* _Objective_:
Copy the data that follows, character for character, minus the pictures.

** Begin Items **

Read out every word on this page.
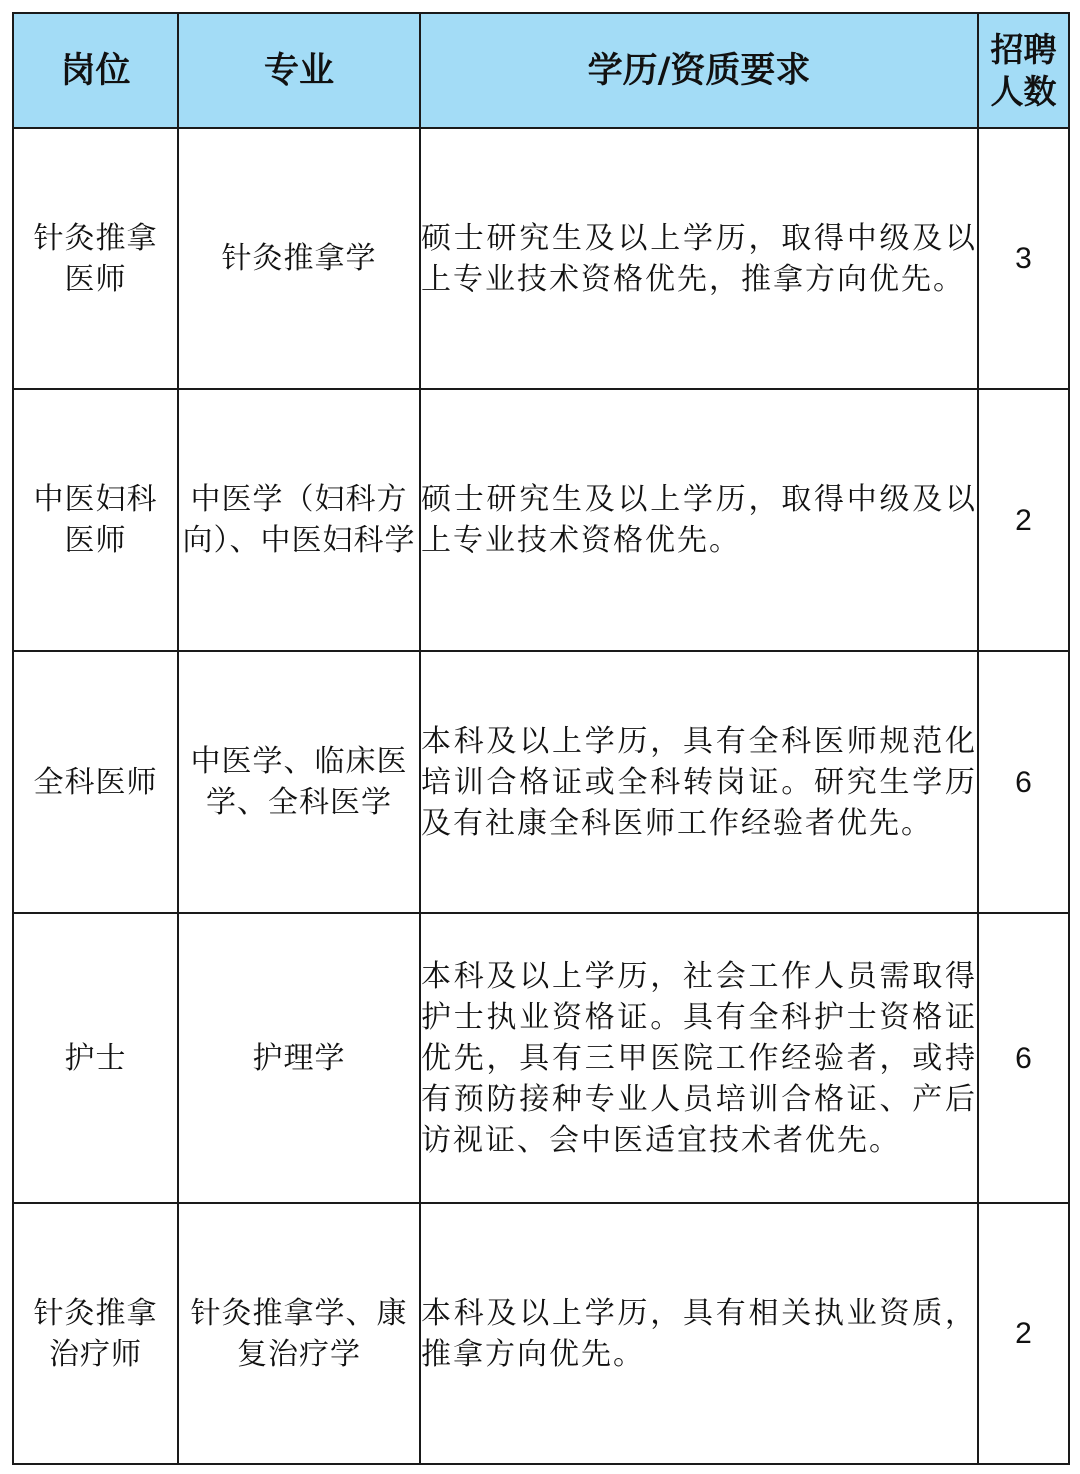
岗位	专业	学历/资质要求	招聘
人数

针灸推拿医师	针灸推拿学	硕士研究生及以上学历，取得中级及以上专业技术资格优先，推拿方向优先。	3

中医妇科医师	中医学（妇科方向）、中医妇科学	硕士研究生及以上学历，取得中级及以上专业技术资格优先。	2

全科医师	中医学、临床医学、全科医学	本科及以上学历，具有全科医师规范化培训合格证或全科转岗证。研究生学历及有社康全科医师工作经验者优先。	6

护士	护理学	本科及以上学历，社会工作人员需取得护士执业资格证。具有全科护士资格证优先，具有三甲医院工作经验者，或持有预防接种专业人员培训合格证、产后访视证、会中医适宜技术者优先。	6

针灸推拿治疗师	针灸推拿学、康复治疗学	本科及以上学历，具有相关执业资质，推拿方向优先。	2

** End Items **

* _Solution below_:
Read out every word on this page.
岗位	专业	学历/资质要求	招聘
人数

针灸推拿医师	针灸推拿学	硕士研究生及以上学历，取得中级及以上专业技术资格优先，推拿方向优先。	3

中医妇科医师	中医学（妇科方向）、中医妇科学	硕士研究生及以上学历，取得中级及以上专业技术资格优先。	2

全科医师	中医学、临床医学、全科医学	本科及以上学历，具有全科医师规范化培训合格证或全科转岗证。研究生学历及有社康全科医师工作经验者优先。	6

护士	护理学	本科及以上学历，社会工作人员需取得护士执业资格证。具有全科护士资格证优先，具有三甲医院工作经验者，或持有预防接种专业人员培训合格证、产后访视证、会中医适宜技术者优先。	6

针灸推拿治疗师	针灸推拿学、康复治疗学	本科及以上学历，具有相关执业资质，推拿方向优先。	2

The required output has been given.